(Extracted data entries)
## begin

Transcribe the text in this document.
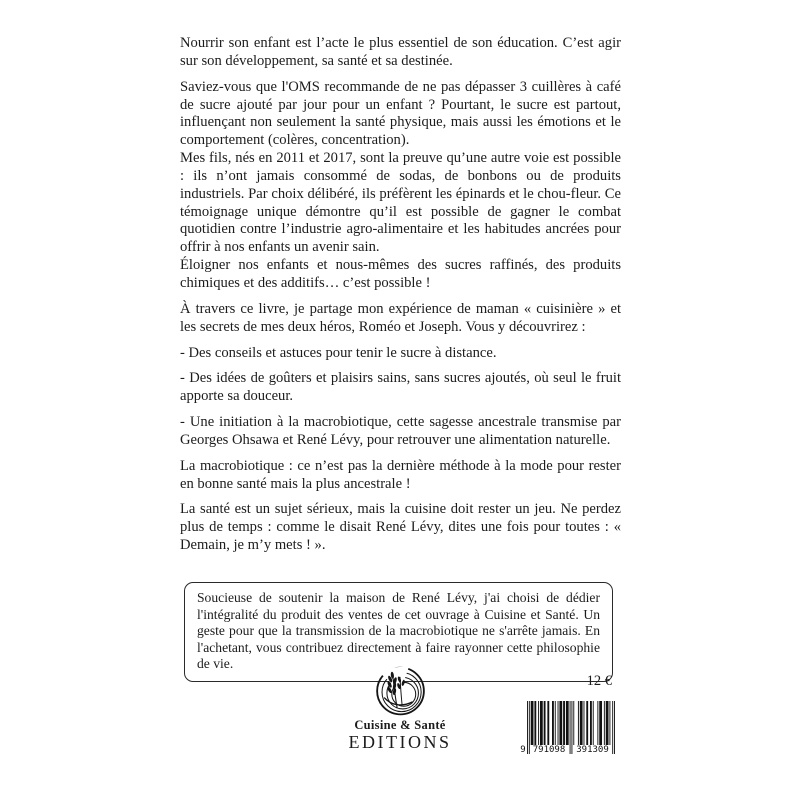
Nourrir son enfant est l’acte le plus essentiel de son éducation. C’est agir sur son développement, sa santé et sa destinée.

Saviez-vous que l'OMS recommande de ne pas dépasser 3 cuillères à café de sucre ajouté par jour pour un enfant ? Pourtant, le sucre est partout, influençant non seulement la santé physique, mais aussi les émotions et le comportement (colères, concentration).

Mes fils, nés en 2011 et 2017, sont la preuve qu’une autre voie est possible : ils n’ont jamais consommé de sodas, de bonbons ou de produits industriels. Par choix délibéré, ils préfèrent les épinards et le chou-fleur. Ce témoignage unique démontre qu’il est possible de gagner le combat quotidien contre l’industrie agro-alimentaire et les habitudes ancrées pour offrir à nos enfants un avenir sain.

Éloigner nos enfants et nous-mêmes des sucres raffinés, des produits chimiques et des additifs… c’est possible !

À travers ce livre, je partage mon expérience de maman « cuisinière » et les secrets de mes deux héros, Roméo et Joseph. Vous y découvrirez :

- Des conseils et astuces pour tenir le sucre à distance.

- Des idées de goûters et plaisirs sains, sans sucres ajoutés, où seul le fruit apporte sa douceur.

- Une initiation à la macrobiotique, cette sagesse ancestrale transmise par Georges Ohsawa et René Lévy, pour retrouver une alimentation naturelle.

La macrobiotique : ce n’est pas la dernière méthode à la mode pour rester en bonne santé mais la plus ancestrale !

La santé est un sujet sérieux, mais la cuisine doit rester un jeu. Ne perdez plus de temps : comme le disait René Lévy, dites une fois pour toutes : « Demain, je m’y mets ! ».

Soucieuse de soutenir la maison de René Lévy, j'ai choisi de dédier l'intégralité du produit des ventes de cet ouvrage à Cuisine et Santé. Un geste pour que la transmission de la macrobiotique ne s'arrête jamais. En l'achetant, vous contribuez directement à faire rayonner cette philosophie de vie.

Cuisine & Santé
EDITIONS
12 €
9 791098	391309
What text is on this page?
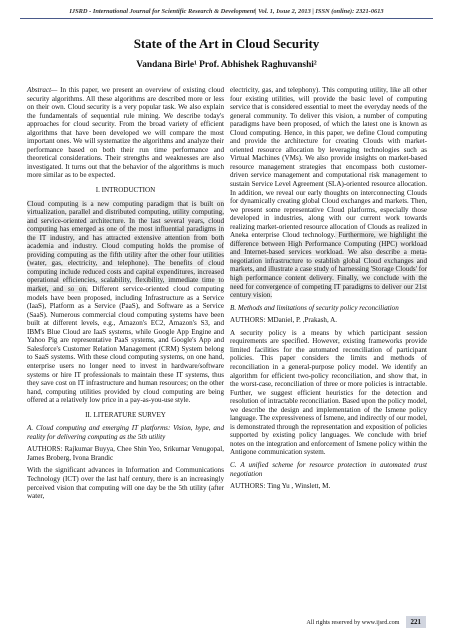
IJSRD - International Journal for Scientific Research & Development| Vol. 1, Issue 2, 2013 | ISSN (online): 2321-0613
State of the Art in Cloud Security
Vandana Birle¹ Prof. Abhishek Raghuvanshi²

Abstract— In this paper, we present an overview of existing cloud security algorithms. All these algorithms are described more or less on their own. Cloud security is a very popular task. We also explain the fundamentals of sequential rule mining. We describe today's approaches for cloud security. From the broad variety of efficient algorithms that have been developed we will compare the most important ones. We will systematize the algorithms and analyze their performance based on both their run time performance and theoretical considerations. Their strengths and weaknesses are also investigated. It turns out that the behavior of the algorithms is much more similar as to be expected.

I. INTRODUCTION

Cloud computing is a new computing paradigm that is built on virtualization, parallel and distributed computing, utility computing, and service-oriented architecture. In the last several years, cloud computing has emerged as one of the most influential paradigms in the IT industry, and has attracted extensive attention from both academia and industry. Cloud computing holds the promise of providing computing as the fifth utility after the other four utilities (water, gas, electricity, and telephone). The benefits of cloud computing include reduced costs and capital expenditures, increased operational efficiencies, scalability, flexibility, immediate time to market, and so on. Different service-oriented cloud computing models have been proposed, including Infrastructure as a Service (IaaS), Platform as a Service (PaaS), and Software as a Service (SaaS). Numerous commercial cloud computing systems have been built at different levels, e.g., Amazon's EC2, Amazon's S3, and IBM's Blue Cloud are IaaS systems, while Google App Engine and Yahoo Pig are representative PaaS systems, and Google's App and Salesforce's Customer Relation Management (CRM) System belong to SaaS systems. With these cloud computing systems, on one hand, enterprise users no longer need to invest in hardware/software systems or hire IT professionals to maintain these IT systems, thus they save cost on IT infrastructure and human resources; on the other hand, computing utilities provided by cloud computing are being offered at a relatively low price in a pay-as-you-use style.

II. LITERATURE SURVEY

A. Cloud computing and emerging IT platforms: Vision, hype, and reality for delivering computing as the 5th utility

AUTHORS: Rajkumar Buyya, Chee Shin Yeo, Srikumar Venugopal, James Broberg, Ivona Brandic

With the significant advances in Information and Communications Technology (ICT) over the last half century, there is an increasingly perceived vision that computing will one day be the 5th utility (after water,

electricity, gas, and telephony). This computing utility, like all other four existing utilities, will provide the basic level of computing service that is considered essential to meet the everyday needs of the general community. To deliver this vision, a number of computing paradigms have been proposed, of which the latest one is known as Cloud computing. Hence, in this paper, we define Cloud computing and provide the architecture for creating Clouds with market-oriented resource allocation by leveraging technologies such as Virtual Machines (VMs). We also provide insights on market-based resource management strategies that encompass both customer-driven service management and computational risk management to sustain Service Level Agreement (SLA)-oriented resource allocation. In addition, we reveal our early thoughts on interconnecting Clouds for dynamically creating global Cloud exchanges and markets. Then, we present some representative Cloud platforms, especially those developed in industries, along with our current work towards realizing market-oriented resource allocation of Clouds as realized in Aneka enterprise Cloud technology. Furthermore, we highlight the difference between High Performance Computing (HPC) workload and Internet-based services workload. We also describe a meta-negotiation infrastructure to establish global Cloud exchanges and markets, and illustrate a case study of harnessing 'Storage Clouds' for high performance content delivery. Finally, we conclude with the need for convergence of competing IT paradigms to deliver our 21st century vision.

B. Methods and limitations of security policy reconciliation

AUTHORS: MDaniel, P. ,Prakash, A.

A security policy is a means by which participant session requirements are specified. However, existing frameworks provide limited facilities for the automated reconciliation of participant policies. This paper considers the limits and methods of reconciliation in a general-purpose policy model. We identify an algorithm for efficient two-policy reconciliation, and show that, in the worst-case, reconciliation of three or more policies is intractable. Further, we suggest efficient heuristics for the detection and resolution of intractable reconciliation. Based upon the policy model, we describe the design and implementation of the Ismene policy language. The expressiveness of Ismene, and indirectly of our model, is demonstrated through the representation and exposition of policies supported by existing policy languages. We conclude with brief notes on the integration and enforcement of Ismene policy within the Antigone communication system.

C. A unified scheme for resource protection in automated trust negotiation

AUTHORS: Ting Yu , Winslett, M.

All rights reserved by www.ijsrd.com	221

## end

• Your goal: Make an exact copy of the whole listing, but don't bring over any pictures.

• Solution for this task:
Transcribe the text in this document.
Nourrir son enfant est l’acte le plus essentiel de son éducation. C’est agir sur son développement, sa santé et sa destinée.

Saviez-vous que l'OMS recommande de ne pas dépasser 3 cuillères à café de sucre ajouté par jour pour un enfant ? Pourtant, le sucre est partout, influençant non seulement la santé physique, mais aussi les émotions et le comportement (colères, concentration).

Mes fils, nés en 2011 et 2017, sont la preuve qu’une autre voie est possible : ils n’ont jamais consommé de sodas, de bonbons ou de produits industriels. Par choix délibéré, ils préfèrent les épinards et le chou-fleur. Ce témoignage unique démontre qu’il est possible de gagner le combat quotidien contre l’industrie agro-alimentaire et les habitudes ancrées pour offrir à nos enfants un avenir sain.

Éloigner nos enfants et nous-mêmes des sucres raffinés, des produits chimiques et des additifs… c’est possible !

À travers ce livre, je partage mon expérience de maman « cuisinière » et les secrets de mes deux héros, Roméo et Joseph. Vous y découvrirez :

- Des conseils et astuces pour tenir le sucre à distance.

- Des idées de goûters et plaisirs sains, sans sucres ajoutés, où seul le fruit apporte sa douceur.

- Une initiation à la macrobiotique, cette sagesse ancestrale transmise par Georges Ohsawa et René Lévy, pour retrouver une alimentation naturelle.

La macrobiotique : ce n’est pas la dernière méthode à la mode pour rester en bonne santé mais la plus ancestrale !

La santé est un sujet sérieux, mais la cuisine doit rester un jeu. Ne perdez plus de temps : comme le disait René Lévy, dites une fois pour toutes : « Demain, je m’y mets ! ».

Soucieuse de soutenir la maison de René Lévy, j'ai choisi de dédier l'intégralité du produit des ventes de cet ouvrage à Cuisine et Santé. Un geste pour que la transmission de la macrobiotique ne s'arrête jamais. En l'achetant, vous contribuez directement à faire rayonner cette philosophie de vie.

Cuisine & Santé
EDITIONS
12 €
9 791098	391309
What text is on this page?
IJSRD - International Journal for Scientific Research & Development| Vol. 1, Issue 2, 2013 | ISSN (online): 2321-0613
State of the Art in Cloud Security
Vandana Birle¹ Prof. Abhishek Raghuvanshi²

Abstract— In this paper, we present an overview of existing cloud security algorithms. All these algorithms are described more or less on their own. Cloud security is a very popular task. We also explain the fundamentals of sequential rule mining. We describe today's approaches for cloud security. From the broad variety of efficient algorithms that have been developed we will compare the most important ones. We will systematize the algorithms and analyze their performance based on both their run time performance and theoretical considerations. Their strengths and weaknesses are also investigated. It turns out that the behavior of the algorithms is much more similar as to be expected.

I. INTRODUCTION

Cloud computing is a new computing paradigm that is built on virtualization, parallel and distributed computing, utility computing, and service-oriented architecture. In the last several years, cloud computing has emerged as one of the most influential paradigms in the IT industry, and has attracted extensive attention from both academia and industry. Cloud computing holds the promise of providing computing as the fifth utility after the other four utilities (water, gas, electricity, and telephone). The benefits of cloud computing include reduced costs and capital expenditures, increased operational efficiencies, scalability, flexibility, immediate time to market, and so on. Different service-oriented cloud computing models have been proposed, including Infrastructure as a Service (IaaS), Platform as a Service (PaaS), and Software as a Service (SaaS). Numerous commercial cloud computing systems have been built at different levels, e.g., Amazon's EC2, Amazon's S3, and IBM's Blue Cloud are IaaS systems, while Google App Engine and Yahoo Pig are representative PaaS systems, and Google's App and Salesforce's Customer Relation Management (CRM) System belong to SaaS systems. With these cloud computing systems, on one hand, enterprise users no longer need to invest in hardware/software systems or hire IT professionals to maintain these IT systems, thus they save cost on IT infrastructure and human resources; on the other hand, computing utilities provided by cloud computing are being offered at a relatively low price in a pay-as-you-use style.

II. LITERATURE SURVEY

A. Cloud computing and emerging IT platforms: Vision, hype, and reality for delivering computing as the 5th utility

AUTHORS: Rajkumar Buyya, Chee Shin Yeo, Srikumar Venugopal, James Broberg, Ivona Brandic

With the significant advances in Information and Communications Technology (ICT) over the last half century, there is an increasingly perceived vision that computing will one day be the 5th utility (after water,

electricity, gas, and telephony). This computing utility, like all other four existing utilities, will provide the basic level of computing service that is considered essential to meet the everyday needs of the general community. To deliver this vision, a number of computing paradigms have been proposed, of which the latest one is known as Cloud computing. Hence, in this paper, we define Cloud computing and provide the architecture for creating Clouds with market-oriented resource allocation by leveraging technologies such as Virtual Machines (VMs). We also provide insights on market-based resource management strategies that encompass both customer-driven service management and computational risk management to sustain Service Level Agreement (SLA)-oriented resource allocation. In addition, we reveal our early thoughts on interconnecting Clouds for dynamically creating global Cloud exchanges and markets. Then, we present some representative Cloud platforms, especially those developed in industries, along with our current work towards realizing market-oriented resource allocation of Clouds as realized in Aneka enterprise Cloud technology. Furthermore, we highlight the difference between High Performance Computing (HPC) workload and Internet-based services workload. We also describe a meta-negotiation infrastructure to establish global Cloud exchanges and markets, and illustrate a case study of harnessing 'Storage Clouds' for high performance content delivery. Finally, we conclude with the need for convergence of competing IT paradigms to deliver our 21st century vision.

B. Methods and limitations of security policy reconciliation

AUTHORS: MDaniel, P. ,Prakash, A.

A security policy is a means by which participant session requirements are specified. However, existing frameworks provide limited facilities for the automated reconciliation of participant policies. This paper considers the limits and methods of reconciliation in a general-purpose policy model. We identify an algorithm for efficient two-policy reconciliation, and show that, in the worst-case, reconciliation of three or more policies is intractable. Further, we suggest efficient heuristics for the detection and resolution of intractable reconciliation. Based upon the policy model, we describe the design and implementation of the Ismene policy language. The expressiveness of Ismene, and indirectly of our model, is demonstrated through the representation and exposition of policies supported by existing policy languages. We conclude with brief notes on the integration and enforcement of Ismene policy within the Antigone communication system.

C. A unified scheme for resource protection in automated trust negotiation

AUTHORS: Ting Yu , Winslett, M.

All rights reserved by www.ijsrd.com	221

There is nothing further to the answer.